LISTING:
====

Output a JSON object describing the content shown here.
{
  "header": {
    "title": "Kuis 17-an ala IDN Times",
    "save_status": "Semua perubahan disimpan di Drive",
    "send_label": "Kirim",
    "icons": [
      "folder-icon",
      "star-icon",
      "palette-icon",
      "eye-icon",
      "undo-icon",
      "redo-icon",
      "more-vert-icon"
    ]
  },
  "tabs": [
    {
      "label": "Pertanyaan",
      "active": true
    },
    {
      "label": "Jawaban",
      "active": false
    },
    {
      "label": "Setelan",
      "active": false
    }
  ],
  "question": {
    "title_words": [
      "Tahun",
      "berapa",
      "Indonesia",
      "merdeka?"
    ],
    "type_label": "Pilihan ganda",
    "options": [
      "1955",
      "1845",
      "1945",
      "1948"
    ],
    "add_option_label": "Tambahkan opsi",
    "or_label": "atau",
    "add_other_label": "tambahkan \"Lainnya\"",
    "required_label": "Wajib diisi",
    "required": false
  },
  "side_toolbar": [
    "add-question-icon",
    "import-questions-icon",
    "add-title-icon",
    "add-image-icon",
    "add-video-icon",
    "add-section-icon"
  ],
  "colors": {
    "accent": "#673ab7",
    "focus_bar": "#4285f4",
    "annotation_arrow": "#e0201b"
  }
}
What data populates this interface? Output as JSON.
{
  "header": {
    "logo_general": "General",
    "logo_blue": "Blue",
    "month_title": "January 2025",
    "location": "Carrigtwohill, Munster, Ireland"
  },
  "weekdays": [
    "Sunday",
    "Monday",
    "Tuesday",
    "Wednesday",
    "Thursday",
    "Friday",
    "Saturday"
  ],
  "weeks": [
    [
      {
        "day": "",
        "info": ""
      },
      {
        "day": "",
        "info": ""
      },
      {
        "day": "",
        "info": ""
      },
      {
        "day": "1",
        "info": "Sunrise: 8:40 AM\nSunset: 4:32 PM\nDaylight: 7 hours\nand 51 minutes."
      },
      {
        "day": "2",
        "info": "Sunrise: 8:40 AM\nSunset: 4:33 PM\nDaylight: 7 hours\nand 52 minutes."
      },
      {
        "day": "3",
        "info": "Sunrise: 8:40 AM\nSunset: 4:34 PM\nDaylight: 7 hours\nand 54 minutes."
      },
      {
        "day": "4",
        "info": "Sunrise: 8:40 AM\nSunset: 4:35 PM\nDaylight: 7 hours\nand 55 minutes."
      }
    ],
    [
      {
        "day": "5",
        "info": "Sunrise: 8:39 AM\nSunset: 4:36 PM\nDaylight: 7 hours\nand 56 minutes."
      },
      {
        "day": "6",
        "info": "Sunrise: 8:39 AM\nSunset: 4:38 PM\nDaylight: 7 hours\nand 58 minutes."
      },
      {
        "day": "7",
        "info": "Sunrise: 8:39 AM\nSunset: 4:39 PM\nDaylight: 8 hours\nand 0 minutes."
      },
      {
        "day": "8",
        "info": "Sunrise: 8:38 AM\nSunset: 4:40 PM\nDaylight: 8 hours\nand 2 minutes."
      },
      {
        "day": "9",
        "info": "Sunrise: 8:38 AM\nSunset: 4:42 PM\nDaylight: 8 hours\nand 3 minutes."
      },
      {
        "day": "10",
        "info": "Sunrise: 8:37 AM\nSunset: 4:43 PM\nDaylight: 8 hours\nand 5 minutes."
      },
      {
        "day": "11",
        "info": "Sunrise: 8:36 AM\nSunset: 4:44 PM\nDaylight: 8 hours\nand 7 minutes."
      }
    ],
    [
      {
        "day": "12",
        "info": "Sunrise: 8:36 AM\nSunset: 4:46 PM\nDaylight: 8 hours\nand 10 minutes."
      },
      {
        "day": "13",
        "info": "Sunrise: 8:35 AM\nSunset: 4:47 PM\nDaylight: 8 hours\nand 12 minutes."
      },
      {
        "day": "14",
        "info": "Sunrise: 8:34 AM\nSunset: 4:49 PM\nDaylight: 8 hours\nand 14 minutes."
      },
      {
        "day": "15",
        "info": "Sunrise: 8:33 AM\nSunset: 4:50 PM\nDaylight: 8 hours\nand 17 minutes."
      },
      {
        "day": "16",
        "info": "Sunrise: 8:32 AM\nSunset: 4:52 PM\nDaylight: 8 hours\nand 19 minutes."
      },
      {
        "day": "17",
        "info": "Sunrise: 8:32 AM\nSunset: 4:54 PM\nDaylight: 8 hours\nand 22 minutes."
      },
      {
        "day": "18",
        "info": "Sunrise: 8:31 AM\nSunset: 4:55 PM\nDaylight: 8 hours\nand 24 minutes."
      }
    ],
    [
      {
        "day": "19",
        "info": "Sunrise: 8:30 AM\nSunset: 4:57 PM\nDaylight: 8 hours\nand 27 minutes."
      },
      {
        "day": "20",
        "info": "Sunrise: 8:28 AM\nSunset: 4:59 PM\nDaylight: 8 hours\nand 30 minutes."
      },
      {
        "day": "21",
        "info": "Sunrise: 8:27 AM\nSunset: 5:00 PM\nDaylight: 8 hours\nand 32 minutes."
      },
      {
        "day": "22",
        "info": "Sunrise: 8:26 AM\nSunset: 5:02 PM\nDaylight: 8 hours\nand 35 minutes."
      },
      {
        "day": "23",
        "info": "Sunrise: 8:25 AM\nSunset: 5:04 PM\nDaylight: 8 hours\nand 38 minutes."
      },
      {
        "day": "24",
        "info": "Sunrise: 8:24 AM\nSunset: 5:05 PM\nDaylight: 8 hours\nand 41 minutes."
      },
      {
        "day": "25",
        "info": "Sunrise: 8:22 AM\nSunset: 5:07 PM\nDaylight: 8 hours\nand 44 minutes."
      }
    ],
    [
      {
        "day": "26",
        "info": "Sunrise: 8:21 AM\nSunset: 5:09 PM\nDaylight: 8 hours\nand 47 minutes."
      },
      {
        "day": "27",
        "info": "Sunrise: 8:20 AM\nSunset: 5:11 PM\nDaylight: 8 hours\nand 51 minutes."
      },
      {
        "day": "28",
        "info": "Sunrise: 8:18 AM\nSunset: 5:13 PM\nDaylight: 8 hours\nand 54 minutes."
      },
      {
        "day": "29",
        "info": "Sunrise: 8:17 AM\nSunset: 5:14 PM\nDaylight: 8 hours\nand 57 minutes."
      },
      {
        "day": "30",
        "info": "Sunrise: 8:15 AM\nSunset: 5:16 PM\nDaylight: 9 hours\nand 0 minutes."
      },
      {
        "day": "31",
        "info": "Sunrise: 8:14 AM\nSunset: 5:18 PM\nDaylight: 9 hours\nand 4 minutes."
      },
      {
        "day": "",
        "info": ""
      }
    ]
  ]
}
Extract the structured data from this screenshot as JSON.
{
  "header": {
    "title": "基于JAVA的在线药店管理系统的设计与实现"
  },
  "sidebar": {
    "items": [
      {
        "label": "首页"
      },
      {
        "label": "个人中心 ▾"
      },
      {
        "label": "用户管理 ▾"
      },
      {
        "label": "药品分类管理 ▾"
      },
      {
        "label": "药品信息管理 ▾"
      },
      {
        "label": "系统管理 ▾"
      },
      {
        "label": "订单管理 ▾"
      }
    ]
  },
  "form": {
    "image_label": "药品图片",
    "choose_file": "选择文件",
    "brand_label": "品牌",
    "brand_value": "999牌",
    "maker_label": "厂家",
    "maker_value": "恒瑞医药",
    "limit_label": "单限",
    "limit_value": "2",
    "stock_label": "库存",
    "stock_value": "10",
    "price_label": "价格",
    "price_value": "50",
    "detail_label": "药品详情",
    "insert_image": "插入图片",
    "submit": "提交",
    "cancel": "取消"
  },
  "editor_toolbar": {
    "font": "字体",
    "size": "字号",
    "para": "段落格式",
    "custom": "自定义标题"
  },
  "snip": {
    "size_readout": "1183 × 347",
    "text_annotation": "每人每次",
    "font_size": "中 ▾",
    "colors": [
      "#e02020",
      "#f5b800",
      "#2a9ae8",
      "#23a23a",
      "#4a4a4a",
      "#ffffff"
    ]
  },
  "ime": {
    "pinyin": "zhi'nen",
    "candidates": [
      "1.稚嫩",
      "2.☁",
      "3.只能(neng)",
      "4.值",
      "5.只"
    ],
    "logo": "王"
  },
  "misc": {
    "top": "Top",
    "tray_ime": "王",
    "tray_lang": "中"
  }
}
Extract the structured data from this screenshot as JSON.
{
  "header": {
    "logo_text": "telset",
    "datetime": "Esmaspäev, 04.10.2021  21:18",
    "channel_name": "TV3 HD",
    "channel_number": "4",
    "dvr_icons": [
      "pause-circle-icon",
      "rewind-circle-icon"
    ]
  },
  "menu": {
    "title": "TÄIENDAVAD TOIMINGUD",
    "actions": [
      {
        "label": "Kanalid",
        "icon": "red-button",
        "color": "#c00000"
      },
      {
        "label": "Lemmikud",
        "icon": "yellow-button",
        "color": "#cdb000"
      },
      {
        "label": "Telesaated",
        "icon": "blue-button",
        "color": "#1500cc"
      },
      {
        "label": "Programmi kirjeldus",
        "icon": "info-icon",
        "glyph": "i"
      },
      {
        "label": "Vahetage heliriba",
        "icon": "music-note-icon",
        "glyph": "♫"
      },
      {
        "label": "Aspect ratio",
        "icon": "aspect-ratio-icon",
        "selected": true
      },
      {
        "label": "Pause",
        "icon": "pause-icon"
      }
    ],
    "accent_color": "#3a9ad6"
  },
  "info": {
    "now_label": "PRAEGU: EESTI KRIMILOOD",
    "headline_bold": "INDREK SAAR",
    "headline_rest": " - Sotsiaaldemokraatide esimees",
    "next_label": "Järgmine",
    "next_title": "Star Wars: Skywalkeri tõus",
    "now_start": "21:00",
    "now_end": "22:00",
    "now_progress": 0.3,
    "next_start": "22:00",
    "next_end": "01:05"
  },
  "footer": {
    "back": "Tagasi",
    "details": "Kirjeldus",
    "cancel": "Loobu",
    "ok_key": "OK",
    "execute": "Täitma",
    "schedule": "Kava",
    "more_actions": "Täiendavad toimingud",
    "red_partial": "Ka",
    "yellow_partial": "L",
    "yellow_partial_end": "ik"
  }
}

====

For the entries above, state how many lines contain the word "ratio". Provide the number by itself.

TASK RESULT:
2